### Data to process

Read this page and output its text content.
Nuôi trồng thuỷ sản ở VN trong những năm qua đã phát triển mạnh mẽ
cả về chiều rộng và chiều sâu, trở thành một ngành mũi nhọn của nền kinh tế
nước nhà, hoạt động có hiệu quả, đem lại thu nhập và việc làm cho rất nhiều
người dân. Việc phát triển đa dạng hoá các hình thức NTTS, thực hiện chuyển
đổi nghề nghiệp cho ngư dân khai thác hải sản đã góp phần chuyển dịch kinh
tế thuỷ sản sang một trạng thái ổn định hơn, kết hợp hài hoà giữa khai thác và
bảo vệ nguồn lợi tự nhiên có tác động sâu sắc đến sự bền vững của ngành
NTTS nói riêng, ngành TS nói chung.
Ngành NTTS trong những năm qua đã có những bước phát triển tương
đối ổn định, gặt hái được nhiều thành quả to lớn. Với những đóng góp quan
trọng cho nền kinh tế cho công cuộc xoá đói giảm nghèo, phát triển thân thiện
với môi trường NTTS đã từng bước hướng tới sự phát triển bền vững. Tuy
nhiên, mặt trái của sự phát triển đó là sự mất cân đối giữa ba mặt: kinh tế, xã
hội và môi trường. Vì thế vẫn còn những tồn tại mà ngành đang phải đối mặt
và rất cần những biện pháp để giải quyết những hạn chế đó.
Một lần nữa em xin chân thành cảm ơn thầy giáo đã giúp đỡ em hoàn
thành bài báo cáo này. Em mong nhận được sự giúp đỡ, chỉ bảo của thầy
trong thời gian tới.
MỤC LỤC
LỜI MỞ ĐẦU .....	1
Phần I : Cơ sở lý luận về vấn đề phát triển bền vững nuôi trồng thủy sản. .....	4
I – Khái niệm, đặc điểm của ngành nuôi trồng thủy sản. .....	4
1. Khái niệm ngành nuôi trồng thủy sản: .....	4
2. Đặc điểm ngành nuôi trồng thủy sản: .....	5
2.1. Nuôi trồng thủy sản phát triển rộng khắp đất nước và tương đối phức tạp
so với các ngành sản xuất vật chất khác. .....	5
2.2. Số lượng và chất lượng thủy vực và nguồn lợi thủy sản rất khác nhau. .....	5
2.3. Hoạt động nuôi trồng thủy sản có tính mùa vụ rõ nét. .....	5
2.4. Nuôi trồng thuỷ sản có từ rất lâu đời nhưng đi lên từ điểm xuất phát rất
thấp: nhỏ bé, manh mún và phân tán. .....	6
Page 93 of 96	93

### Task description
From the records above, pick out and copy each line holding the word "vững".

### Correct response
bảo vệ nguồn lợi tự nhiên có tác động sâu sắc đến sự bền vững của ngành
với môi trường NTTS đã từng bước hướng tới sự phát triển bền vững. Tuy
Phần I : Cơ sở lý luận về vấn đề phát triển bền vững nuôi trồng thủy sản. .....	4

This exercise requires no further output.